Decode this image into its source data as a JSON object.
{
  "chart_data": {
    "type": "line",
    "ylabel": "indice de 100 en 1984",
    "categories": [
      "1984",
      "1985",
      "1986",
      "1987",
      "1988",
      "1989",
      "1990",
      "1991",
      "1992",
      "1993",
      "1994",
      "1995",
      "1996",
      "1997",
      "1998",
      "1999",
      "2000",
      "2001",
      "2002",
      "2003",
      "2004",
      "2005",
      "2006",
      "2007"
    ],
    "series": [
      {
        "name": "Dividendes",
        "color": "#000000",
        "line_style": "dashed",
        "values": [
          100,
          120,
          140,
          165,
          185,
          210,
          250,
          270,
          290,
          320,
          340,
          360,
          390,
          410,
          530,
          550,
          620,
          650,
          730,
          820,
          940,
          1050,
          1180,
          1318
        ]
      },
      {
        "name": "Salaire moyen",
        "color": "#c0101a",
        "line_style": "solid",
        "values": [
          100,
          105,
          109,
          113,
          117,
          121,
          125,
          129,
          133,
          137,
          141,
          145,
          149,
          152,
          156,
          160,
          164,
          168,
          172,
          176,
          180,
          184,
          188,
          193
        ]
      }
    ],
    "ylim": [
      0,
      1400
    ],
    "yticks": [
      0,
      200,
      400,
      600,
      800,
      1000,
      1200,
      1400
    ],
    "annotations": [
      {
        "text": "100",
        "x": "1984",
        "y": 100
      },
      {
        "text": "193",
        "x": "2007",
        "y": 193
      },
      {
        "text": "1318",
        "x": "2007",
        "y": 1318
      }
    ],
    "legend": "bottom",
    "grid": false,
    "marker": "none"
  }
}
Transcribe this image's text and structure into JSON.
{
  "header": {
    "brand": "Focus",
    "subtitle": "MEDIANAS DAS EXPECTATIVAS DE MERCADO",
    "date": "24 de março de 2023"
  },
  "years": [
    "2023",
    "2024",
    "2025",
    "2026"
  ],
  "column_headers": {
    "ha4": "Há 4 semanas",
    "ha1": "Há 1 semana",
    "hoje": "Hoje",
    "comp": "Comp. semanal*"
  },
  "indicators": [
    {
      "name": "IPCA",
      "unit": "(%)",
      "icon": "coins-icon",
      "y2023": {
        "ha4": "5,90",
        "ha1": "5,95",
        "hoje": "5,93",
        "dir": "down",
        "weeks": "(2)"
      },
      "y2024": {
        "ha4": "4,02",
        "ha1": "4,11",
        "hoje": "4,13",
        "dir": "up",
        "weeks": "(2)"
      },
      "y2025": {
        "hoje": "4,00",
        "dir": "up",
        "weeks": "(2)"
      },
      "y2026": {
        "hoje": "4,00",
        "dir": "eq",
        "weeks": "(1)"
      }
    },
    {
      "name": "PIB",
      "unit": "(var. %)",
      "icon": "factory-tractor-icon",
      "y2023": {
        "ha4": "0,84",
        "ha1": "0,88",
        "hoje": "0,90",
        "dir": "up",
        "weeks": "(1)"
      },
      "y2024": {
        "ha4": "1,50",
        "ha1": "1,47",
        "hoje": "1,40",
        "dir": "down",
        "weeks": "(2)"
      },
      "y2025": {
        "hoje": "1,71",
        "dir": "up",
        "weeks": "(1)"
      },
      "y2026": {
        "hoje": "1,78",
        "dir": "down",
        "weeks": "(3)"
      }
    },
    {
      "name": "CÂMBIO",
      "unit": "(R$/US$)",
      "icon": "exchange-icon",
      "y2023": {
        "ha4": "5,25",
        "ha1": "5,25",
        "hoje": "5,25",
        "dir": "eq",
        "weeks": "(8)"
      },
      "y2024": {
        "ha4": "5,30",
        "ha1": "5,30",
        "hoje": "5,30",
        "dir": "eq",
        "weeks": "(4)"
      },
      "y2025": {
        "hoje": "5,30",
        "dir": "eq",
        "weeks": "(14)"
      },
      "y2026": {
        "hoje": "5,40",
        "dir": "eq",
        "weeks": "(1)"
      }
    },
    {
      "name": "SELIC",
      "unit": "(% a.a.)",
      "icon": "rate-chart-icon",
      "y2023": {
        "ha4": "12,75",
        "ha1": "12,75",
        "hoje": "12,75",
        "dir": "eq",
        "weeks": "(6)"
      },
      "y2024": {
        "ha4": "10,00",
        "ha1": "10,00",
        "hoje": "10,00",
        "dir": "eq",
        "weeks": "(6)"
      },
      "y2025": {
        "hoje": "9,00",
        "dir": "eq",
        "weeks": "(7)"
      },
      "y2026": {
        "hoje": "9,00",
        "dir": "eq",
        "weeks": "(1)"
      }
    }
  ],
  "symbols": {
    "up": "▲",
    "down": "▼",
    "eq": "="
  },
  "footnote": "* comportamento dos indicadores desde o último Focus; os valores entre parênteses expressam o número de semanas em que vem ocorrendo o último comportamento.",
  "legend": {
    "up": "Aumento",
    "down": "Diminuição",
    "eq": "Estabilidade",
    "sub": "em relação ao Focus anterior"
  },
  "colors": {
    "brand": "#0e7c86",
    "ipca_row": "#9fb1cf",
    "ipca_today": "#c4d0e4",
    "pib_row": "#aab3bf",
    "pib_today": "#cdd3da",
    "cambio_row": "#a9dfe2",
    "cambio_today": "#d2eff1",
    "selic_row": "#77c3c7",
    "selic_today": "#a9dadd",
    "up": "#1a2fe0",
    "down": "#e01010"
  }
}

Exercise prompt
Check each line of the records for "text" and copy the ones that contain it.

Result below
        "text": "100",
        "text": "193",
        "text": "1318",
Transcribe this image's text and structure into JSON.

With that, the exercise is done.